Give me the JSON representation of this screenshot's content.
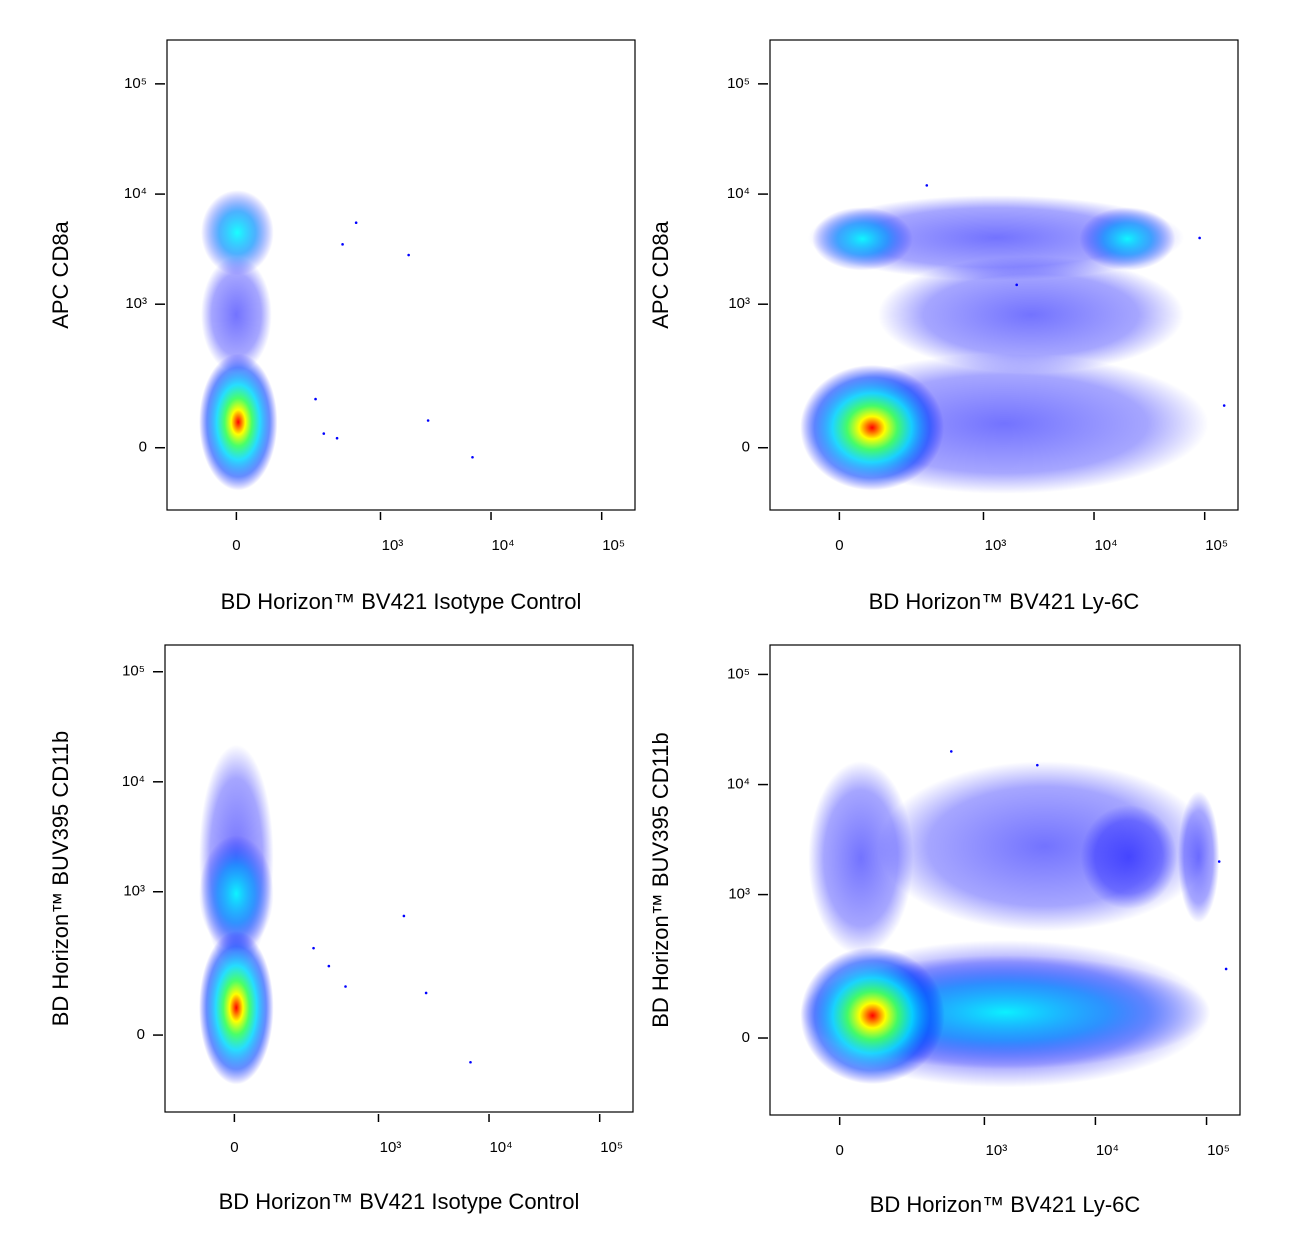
{
  "chart_data": [
    {
      "type": "scatter",
      "scale": "logicle",
      "xlabel": "BD Horizon™ BV421 Isotype Control",
      "ylabel": "APC CD8a",
      "xlim": [
        -200,
        200000
      ],
      "ylim": [
        -170,
        250000
      ],
      "xticks": [
        0,
        {
          "value": 1000,
          "label": "10³"
        },
        {
          "value": 10000,
          "label": "10⁴"
        },
        {
          "value": 100000,
          "label": "10⁵"
        }
      ],
      "yticks": [
        0,
        {
          "value": 1000,
          "label": "10³"
        },
        {
          "value": 10000,
          "label": "10⁴"
        },
        {
          "value": 100000,
          "label": "10⁵"
        }
      ],
      "populations": [
        {
          "x": [
            -70,
            70
          ],
          "y": [
            250,
            2500
          ],
          "color": "#0000ff"
        },
        {
          "x": [
            -70,
            75
          ],
          "y": [
            2000,
            10000
          ],
          "color": "#00ffff"
        },
        {
          "x": [
            -75,
            85
          ],
          "y": [
            -90,
            320
          ],
          "color": "#ff0000"
        }
      ],
      "events": {
        "x": [
          300,
          450,
          600,
          1800,
          2700,
          6800,
          250,
          400
        ],
        "y": [
          30,
          3500,
          5500,
          2800,
          60,
          -20,
          120,
          20
        ],
        "color": "#0000ff"
      }
    },
    {
      "type": "scatter",
      "scale": "logicle",
      "xlabel": "BD Horizon™ BV421 Ly-6C",
      "ylabel": "APC CD8a",
      "xlim": [
        -200,
        200000
      ],
      "ylim": [
        -170,
        250000
      ],
      "xticks": [
        0,
        {
          "value": 1000,
          "label": "10³"
        },
        {
          "value": 10000,
          "label": "10⁴"
        },
        {
          "value": 100000,
          "label": "10⁵"
        }
      ],
      "yticks": [
        0,
        {
          "value": 1000,
          "label": "10³"
        },
        {
          "value": 10000,
          "label": "10⁴"
        },
        {
          "value": 100000,
          "label": "10⁵"
        }
      ],
      "populations": [
        {
          "x": [
            100,
            60000
          ],
          "y": [
            250,
            2500
          ],
          "color": "#0000ff"
        },
        {
          "x": [
            -60,
            60000
          ],
          "y": [
            1800,
            9000
          ],
          "color": "#0000ff"
        },
        {
          "x": [
            -50,
            200
          ],
          "y": [
            2200,
            7000
          ],
          "color": "#00ffff"
        },
        {
          "x": [
            8000,
            50000
          ],
          "y": [
            2200,
            7000
          ],
          "color": "#00ffff"
        },
        {
          "x": [
            -80,
            100000
          ],
          "y": [
            -100,
            320
          ],
          "color": "#0000ff"
        },
        {
          "x": [
            -80,
            400
          ],
          "y": [
            -90,
            250
          ],
          "color": "#ff0000"
        }
      ],
      "events": {
        "x": [
          150000,
          90000,
          300,
          2000
        ],
        "y": [
          100,
          4000,
          12000,
          1500
        ],
        "color": "#0000ff"
      }
    },
    {
      "type": "scatter",
      "scale": "logicle",
      "xlabel": "BD Horizon™ BV421 Isotype Control",
      "ylabel": "BD Horizon™ BUV395 CD11b",
      "xlim": [
        -200,
        200000
      ],
      "ylim": [
        -240,
        175000
      ],
      "xticks": [
        0,
        {
          "value": 1000,
          "label": "10³"
        },
        {
          "value": 10000,
          "label": "10⁴"
        },
        {
          "value": 100000,
          "label": "10⁵"
        }
      ],
      "yticks": [
        0,
        {
          "value": 1000,
          "label": "10³"
        },
        {
          "value": 10000,
          "label": "10⁴"
        },
        {
          "value": 100000,
          "label": "10⁵"
        }
      ],
      "populations": [
        {
          "x": [
            -70,
            80
          ],
          "y": [
            200,
            20000
          ],
          "color": "#0000ff"
        },
        {
          "x": [
            -70,
            80
          ],
          "y": [
            300,
            3000
          ],
          "color": "#00ffff"
        },
        {
          "x": [
            -70,
            80
          ],
          "y": [
            -110,
            400
          ],
          "color": "#ff0000"
        }
      ],
      "events": {
        "x": [
          250,
          350,
          500,
          1700,
          2700,
          6800
        ],
        "y": [
          300,
          200,
          120,
          600,
          100,
          -60
        ],
        "color": "#0000ff"
      }
    },
    {
      "type": "scatter",
      "scale": "logicle",
      "xlabel": "BD Horizon™ BV421 Ly-6C",
      "ylabel": "BD Horizon™ BUV395 CD11b",
      "xlim": [
        -200,
        200000
      ],
      "ylim": [
        -240,
        185000
      ],
      "xticks": [
        0,
        {
          "value": 1000,
          "label": "10³"
        },
        {
          "value": 10000,
          "label": "10⁴"
        },
        {
          "value": 100000,
          "label": "10⁵"
        }
      ],
      "yticks": [
        0,
        {
          "value": 1000,
          "label": "10³"
        },
        {
          "value": 10000,
          "label": "10⁴"
        },
        {
          "value": 100000,
          "label": "10⁵"
        }
      ],
      "populations": [
        {
          "x": [
            100,
            100000
          ],
          "y": [
            500,
            15000
          ],
          "color": "#0000ff"
        },
        {
          "x": [
            -60,
            200
          ],
          "y": [
            300,
            15000
          ],
          "color": "#0000ff"
        },
        {
          "x": [
            8000,
            50000
          ],
          "y": [
            800,
            6000
          ],
          "color": "#0000ff"
        },
        {
          "x": [
            60000,
            120000
          ],
          "y": [
            600,
            8000
          ],
          "color": "#0000ff"
        },
        {
          "x": [
            -80,
            100000
          ],
          "y": [
            -110,
            350
          ],
          "color": "#0000ff"
        },
        {
          "x": [
            -80,
            100000
          ],
          "y": [
            -60,
            250
          ],
          "color": "#00ffff"
        },
        {
          "x": [
            -80,
            400
          ],
          "y": [
            -100,
            300
          ],
          "color": "#ff0000"
        }
      ],
      "events": {
        "x": [
          150000,
          130000,
          500,
          3000
        ],
        "y": [
          200,
          2000,
          20000,
          15000
        ],
        "color": "#0000ff"
      }
    }
  ]
}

◇ ◇ ◇ ◇ ◇ ◇ ◇

Aim:
Transcribe the records above exactly, leaving out every picture.

Final result:
Give me the JSON representation of this screenshot's content.
{
  "chart_data": [
    {
      "type": "scatter",
      "scale": "logicle",
      "xlabel": "BD Horizon™ BV421 Isotype Control",
      "ylabel": "APC CD8a",
      "xlim": [
        -200,
        200000
      ],
      "ylim": [
        -170,
        250000
      ],
      "xticks": [
        0,
        {
          "value": 1000,
          "label": "10³"
        },
        {
          "value": 10000,
          "label": "10⁴"
        },
        {
          "value": 100000,
          "label": "10⁵"
        }
      ],
      "yticks": [
        0,
        {
          "value": 1000,
          "label": "10³"
        },
        {
          "value": 10000,
          "label": "10⁴"
        },
        {
          "value": 100000,
          "label": "10⁵"
        }
      ],
      "populations": [
        {
          "x": [
            -70,
            70
          ],
          "y": [
            250,
            2500
          ],
          "color": "#0000ff"
        },
        {
          "x": [
            -70,
            75
          ],
          "y": [
            2000,
            10000
          ],
          "color": "#00ffff"
        },
        {
          "x": [
            -75,
            85
          ],
          "y": [
            -90,
            320
          ],
          "color": "#ff0000"
        }
      ],
      "events": {
        "x": [
          300,
          450,
          600,
          1800,
          2700,
          6800,
          250,
          400
        ],
        "y": [
          30,
          3500,
          5500,
          2800,
          60,
          -20,
          120,
          20
        ],
        "color": "#0000ff"
      }
    },
    {
      "type": "scatter",
      "scale": "logicle",
      "xlabel": "BD Horizon™ BV421 Ly-6C",
      "ylabel": "APC CD8a",
      "xlim": [
        -200,
        200000
      ],
      "ylim": [
        -170,
        250000
      ],
      "xticks": [
        0,
        {
          "value": 1000,
          "label": "10³"
        },
        {
          "value": 10000,
          "label": "10⁴"
        },
        {
          "value": 100000,
          "label": "10⁵"
        }
      ],
      "yticks": [
        0,
        {
          "value": 1000,
          "label": "10³"
        },
        {
          "value": 10000,
          "label": "10⁴"
        },
        {
          "value": 100000,
          "label": "10⁵"
        }
      ],
      "populations": [
        {
          "x": [
            100,
            60000
          ],
          "y": [
            250,
            2500
          ],
          "color": "#0000ff"
        },
        {
          "x": [
            -60,
            60000
          ],
          "y": [
            1800,
            9000
          ],
          "color": "#0000ff"
        },
        {
          "x": [
            -50,
            200
          ],
          "y": [
            2200,
            7000
          ],
          "color": "#00ffff"
        },
        {
          "x": [
            8000,
            50000
          ],
          "y": [
            2200,
            7000
          ],
          "color": "#00ffff"
        },
        {
          "x": [
            -80,
            100000
          ],
          "y": [
            -100,
            320
          ],
          "color": "#0000ff"
        },
        {
          "x": [
            -80,
            400
          ],
          "y": [
            -90,
            250
          ],
          "color": "#ff0000"
        }
      ],
      "events": {
        "x": [
          150000,
          90000,
          300,
          2000
        ],
        "y": [
          100,
          4000,
          12000,
          1500
        ],
        "color": "#0000ff"
      }
    },
    {
      "type": "scatter",
      "scale": "logicle",
      "xlabel": "BD Horizon™ BV421 Isotype Control",
      "ylabel": "BD Horizon™ BUV395 CD11b",
      "xlim": [
        -200,
        200000
      ],
      "ylim": [
        -240,
        175000
      ],
      "xticks": [
        0,
        {
          "value": 1000,
          "label": "10³"
        },
        {
          "value": 10000,
          "label": "10⁴"
        },
        {
          "value": 100000,
          "label": "10⁵"
        }
      ],
      "yticks": [
        0,
        {
          "value": 1000,
          "label": "10³"
        },
        {
          "value": 10000,
          "label": "10⁴"
        },
        {
          "value": 100000,
          "label": "10⁵"
        }
      ],
      "populations": [
        {
          "x": [
            -70,
            80
          ],
          "y": [
            200,
            20000
          ],
          "color": "#0000ff"
        },
        {
          "x": [
            -70,
            80
          ],
          "y": [
            300,
            3000
          ],
          "color": "#00ffff"
        },
        {
          "x": [
            -70,
            80
          ],
          "y": [
            -110,
            400
          ],
          "color": "#ff0000"
        }
      ],
      "events": {
        "x": [
          250,
          350,
          500,
          1700,
          2700,
          6800
        ],
        "y": [
          300,
          200,
          120,
          600,
          100,
          -60
        ],
        "color": "#0000ff"
      }
    },
    {
      "type": "scatter",
      "scale": "logicle",
      "xlabel": "BD Horizon™ BV421 Ly-6C",
      "ylabel": "BD Horizon™ BUV395 CD11b",
      "xlim": [
        -200,
        200000
      ],
      "ylim": [
        -240,
        185000
      ],
      "xticks": [
        0,
        {
          "value": 1000,
          "label": "10³"
        },
        {
          "value": 10000,
          "label": "10⁴"
        },
        {
          "value": 100000,
          "label": "10⁵"
        }
      ],
      "yticks": [
        0,
        {
          "value": 1000,
          "label": "10³"
        },
        {
          "value": 10000,
          "label": "10⁴"
        },
        {
          "value": 100000,
          "label": "10⁵"
        }
      ],
      "populations": [
        {
          "x": [
            100,
            100000
          ],
          "y": [
            500,
            15000
          ],
          "color": "#0000ff"
        },
        {
          "x": [
            -60,
            200
          ],
          "y": [
            300,
            15000
          ],
          "color": "#0000ff"
        },
        {
          "x": [
            8000,
            50000
          ],
          "y": [
            800,
            6000
          ],
          "color": "#0000ff"
        },
        {
          "x": [
            60000,
            120000
          ],
          "y": [
            600,
            8000
          ],
          "color": "#0000ff"
        },
        {
          "x": [
            -80,
            100000
          ],
          "y": [
            -110,
            350
          ],
          "color": "#0000ff"
        },
        {
          "x": [
            -80,
            100000
          ],
          "y": [
            -60,
            250
          ],
          "color": "#00ffff"
        },
        {
          "x": [
            -80,
            400
          ],
          "y": [
            -100,
            300
          ],
          "color": "#ff0000"
        }
      ],
      "events": {
        "x": [
          150000,
          130000,
          500,
          3000
        ],
        "y": [
          200,
          2000,
          20000,
          15000
        ],
        "color": "#0000ff"
      }
    }
  ]
}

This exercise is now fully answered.